[Work required] Return a copy of every line in the records that includes the word "style".

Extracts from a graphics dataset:
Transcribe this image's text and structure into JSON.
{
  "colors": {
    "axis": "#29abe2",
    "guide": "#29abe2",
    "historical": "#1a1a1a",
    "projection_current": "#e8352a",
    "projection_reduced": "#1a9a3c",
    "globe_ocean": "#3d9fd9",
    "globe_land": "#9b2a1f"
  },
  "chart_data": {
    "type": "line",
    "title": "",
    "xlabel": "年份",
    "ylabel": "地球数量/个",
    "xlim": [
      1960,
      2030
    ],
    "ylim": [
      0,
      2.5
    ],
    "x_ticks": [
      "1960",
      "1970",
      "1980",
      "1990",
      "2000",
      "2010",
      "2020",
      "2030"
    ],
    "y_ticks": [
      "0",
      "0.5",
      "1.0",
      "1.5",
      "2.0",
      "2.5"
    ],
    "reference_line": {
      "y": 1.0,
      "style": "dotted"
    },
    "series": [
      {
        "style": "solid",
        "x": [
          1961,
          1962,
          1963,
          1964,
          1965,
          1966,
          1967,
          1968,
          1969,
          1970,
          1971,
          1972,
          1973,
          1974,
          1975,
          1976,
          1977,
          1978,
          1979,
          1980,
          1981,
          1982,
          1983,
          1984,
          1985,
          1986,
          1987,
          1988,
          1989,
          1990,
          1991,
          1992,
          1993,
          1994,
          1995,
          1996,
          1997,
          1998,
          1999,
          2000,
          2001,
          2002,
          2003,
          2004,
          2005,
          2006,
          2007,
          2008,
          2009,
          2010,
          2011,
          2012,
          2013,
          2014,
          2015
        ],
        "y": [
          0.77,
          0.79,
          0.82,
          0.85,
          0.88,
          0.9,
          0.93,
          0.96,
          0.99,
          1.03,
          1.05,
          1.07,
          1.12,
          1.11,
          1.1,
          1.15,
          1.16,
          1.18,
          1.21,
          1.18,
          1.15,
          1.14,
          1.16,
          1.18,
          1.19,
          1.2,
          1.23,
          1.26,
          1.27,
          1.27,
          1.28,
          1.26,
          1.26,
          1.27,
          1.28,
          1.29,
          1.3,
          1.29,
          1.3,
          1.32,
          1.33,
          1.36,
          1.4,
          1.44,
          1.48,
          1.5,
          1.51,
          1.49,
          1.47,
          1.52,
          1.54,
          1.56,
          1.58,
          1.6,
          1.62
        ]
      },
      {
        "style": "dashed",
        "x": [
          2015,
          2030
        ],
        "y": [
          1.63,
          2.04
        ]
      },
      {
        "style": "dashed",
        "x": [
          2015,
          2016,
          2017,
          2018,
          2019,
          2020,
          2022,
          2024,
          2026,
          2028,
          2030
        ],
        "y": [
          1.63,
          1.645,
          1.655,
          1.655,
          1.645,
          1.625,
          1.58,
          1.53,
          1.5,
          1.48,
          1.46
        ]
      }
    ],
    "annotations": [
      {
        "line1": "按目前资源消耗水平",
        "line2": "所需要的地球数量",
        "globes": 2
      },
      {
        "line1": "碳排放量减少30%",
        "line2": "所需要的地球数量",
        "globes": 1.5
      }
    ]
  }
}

[Exercise answer]
      "style": "dotted"
        "style": "solid",
        "style": "dashed",
        "style": "dashed",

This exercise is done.